Copy out each line of the data holding "Arizona".

### Records to use
┄┄┄┄┄┄┄┄┄┄

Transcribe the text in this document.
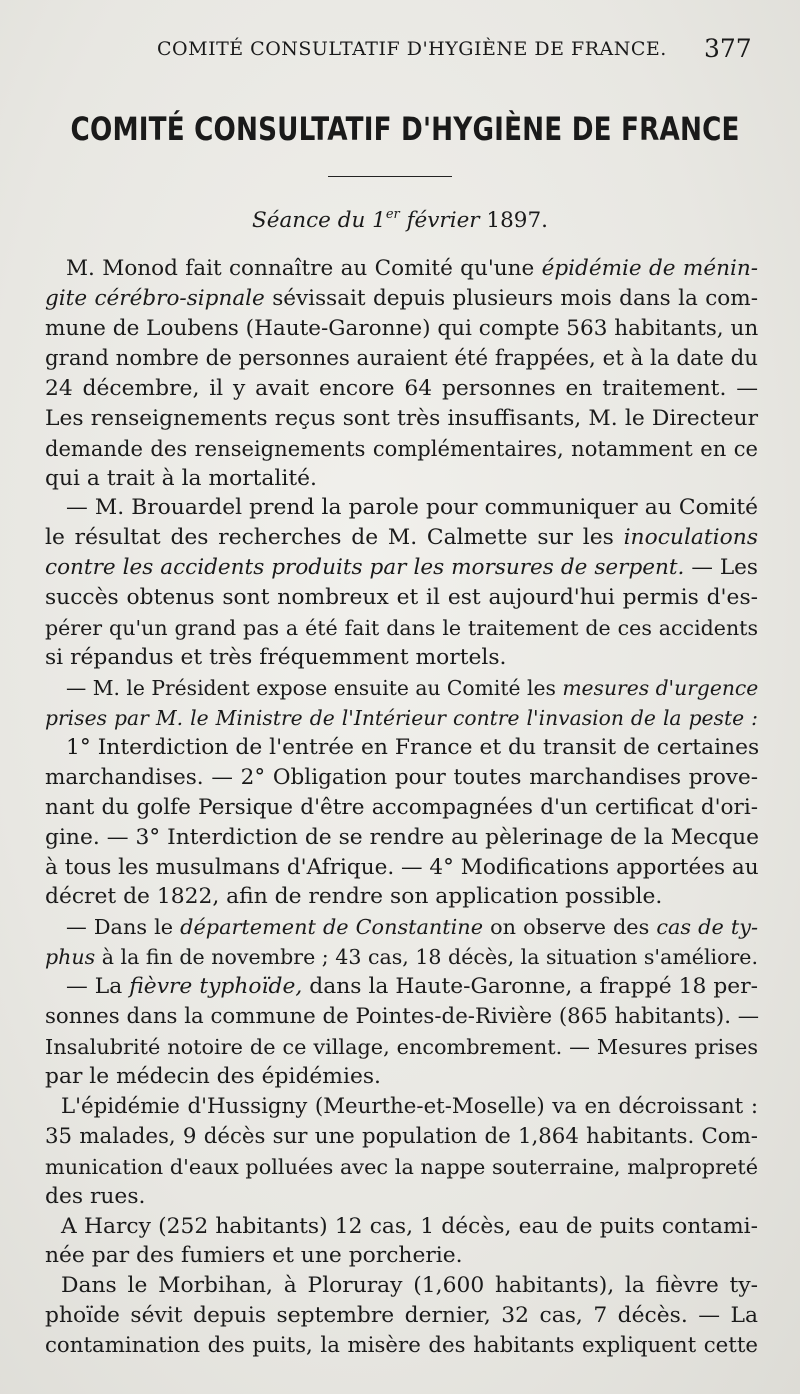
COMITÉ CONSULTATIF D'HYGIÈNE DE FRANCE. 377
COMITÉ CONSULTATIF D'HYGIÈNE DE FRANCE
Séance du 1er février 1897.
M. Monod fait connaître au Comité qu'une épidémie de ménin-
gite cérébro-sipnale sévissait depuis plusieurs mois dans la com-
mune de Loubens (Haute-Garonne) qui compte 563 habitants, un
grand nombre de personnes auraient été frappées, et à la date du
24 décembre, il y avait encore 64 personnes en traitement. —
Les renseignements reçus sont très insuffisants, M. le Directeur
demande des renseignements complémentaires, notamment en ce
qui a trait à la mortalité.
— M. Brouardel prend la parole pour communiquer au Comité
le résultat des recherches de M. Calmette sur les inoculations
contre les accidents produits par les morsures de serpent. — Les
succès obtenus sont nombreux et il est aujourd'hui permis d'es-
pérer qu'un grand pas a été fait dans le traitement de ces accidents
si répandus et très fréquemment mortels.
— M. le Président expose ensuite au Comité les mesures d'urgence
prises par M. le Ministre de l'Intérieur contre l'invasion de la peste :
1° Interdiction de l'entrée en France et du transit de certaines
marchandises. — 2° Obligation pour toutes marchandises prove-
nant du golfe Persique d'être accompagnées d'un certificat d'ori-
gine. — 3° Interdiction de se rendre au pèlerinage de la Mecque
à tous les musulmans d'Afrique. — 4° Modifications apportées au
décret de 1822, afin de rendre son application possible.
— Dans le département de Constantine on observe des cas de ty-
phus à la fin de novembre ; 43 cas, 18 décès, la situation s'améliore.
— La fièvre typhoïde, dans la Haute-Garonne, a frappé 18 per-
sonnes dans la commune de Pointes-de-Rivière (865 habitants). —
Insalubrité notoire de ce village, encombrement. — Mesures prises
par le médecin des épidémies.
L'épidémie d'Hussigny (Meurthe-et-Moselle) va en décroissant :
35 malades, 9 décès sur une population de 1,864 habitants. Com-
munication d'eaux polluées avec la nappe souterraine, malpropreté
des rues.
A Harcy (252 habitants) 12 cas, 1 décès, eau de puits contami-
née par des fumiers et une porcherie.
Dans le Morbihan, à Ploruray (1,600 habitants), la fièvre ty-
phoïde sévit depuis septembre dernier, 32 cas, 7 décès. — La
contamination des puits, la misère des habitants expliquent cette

┄┄┄┄┄┄┄┄┄┄

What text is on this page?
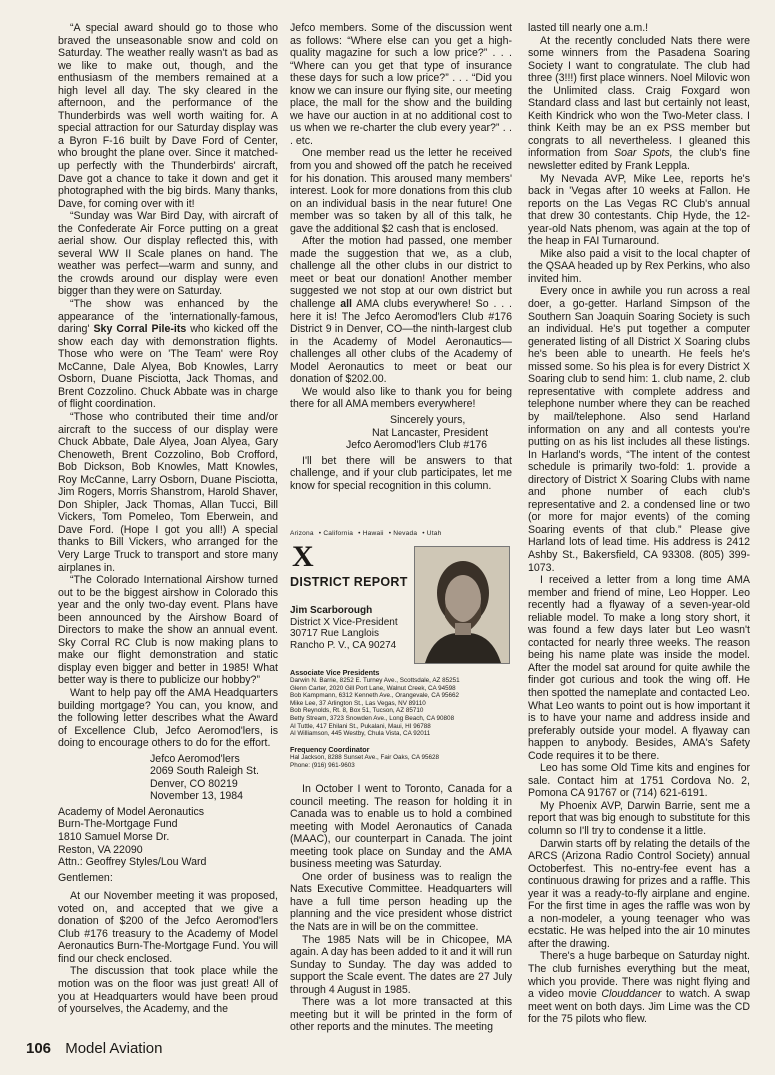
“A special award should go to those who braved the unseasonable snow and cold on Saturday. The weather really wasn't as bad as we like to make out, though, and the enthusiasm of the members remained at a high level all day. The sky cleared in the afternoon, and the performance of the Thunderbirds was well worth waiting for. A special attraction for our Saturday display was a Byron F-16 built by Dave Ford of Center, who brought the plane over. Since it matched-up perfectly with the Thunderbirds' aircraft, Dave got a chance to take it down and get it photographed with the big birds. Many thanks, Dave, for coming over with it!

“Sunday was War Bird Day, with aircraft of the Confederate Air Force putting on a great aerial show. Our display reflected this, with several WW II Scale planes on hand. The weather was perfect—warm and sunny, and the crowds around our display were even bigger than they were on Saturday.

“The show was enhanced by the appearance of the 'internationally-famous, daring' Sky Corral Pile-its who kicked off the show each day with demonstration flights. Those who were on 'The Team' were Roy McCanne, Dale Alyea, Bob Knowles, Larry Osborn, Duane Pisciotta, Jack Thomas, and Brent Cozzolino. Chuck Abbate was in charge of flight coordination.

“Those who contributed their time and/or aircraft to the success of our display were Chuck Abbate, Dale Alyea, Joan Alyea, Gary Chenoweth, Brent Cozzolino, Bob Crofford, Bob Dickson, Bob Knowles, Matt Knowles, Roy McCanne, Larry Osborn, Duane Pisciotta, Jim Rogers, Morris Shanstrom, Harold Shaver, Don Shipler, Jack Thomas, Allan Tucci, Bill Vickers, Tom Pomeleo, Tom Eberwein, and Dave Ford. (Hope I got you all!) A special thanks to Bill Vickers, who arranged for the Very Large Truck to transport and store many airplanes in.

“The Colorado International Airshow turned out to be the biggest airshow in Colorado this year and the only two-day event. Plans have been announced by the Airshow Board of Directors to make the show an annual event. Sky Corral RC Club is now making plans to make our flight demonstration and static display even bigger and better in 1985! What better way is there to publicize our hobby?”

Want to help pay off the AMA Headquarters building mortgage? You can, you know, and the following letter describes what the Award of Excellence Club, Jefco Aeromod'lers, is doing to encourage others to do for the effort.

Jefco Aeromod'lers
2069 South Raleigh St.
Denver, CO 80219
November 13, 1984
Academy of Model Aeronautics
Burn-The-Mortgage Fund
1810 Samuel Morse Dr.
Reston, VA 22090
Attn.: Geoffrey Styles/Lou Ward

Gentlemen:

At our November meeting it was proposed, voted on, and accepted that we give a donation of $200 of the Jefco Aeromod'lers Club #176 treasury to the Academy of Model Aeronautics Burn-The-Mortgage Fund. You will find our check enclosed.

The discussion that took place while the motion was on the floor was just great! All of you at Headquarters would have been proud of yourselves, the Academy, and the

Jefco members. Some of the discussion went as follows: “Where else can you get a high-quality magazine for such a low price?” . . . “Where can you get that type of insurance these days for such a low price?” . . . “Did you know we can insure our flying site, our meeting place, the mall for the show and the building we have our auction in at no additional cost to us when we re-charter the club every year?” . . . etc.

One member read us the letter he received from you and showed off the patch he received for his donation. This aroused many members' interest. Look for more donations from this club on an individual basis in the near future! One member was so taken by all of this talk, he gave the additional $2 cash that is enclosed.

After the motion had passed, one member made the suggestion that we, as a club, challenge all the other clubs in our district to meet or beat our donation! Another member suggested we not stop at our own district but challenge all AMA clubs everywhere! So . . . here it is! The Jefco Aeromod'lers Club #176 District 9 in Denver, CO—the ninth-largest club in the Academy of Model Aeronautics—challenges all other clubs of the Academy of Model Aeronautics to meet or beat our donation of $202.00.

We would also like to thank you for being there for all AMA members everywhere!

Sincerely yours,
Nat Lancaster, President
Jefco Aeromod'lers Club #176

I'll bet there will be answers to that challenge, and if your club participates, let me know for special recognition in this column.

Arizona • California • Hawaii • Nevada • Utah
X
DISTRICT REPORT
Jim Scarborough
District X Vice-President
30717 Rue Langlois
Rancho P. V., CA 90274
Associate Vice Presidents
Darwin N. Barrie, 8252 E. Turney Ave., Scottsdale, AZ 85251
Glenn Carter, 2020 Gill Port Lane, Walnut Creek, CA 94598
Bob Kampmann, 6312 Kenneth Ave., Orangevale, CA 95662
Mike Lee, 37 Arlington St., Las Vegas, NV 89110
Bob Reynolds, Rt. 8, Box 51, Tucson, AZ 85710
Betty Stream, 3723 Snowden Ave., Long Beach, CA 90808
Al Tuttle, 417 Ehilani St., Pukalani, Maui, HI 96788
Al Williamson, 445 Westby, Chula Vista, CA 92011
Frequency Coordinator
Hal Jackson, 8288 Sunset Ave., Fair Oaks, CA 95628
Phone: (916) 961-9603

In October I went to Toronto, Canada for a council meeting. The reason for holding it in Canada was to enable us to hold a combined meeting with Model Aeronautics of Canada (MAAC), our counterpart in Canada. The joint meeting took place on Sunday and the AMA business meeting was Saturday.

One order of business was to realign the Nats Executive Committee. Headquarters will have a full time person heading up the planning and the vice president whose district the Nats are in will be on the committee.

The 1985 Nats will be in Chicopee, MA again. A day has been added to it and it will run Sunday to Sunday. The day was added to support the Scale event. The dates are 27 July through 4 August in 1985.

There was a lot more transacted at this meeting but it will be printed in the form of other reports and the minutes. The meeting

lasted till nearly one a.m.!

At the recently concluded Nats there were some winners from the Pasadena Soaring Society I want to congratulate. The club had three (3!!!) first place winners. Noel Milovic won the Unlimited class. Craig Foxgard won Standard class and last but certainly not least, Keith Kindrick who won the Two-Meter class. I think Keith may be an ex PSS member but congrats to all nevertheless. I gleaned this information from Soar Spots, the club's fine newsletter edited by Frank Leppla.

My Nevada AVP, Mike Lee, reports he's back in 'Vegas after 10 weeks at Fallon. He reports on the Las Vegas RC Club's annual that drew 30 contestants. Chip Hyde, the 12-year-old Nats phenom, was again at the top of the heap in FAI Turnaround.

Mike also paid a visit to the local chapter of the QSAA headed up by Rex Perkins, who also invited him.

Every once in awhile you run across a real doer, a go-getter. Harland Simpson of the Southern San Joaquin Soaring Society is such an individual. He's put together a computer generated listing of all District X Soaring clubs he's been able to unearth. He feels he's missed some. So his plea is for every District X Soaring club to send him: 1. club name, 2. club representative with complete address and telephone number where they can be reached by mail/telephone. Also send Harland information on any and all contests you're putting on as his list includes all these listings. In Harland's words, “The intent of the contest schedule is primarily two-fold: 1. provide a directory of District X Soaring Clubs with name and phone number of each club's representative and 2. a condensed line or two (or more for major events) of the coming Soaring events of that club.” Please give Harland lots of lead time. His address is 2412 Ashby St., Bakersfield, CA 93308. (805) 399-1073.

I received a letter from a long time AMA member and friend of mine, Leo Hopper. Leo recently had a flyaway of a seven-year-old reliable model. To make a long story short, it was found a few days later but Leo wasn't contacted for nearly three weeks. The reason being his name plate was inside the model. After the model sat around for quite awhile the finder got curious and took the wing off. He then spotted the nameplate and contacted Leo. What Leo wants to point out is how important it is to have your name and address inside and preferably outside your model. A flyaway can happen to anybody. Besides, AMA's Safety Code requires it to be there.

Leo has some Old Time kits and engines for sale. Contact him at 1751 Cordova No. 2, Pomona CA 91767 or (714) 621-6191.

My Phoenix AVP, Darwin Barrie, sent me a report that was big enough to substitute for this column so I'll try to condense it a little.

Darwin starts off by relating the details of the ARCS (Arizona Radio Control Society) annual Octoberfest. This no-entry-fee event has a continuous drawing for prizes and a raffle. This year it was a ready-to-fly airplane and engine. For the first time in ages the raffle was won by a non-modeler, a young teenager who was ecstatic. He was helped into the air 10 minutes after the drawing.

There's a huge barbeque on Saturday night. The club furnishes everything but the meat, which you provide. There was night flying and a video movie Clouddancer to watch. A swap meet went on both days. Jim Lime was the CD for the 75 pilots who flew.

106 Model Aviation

┄┄┄┄┄┄┄┄┄┄

### Task result
Arizona • California • Hawaii • Nevada • Utah
Darwin starts off by relating the details of the ARCS (Arizona Radio Control Society) annual Octoberfest. This no-entry-fee event has a continuous drawing for prizes and a raffle. This year it was a ready-to-fly airplane and engine. For the first time in ages the raffle was won by a non-modeler, a young teenager who was ecstatic. He was helped into the air 10 minutes after the drawing.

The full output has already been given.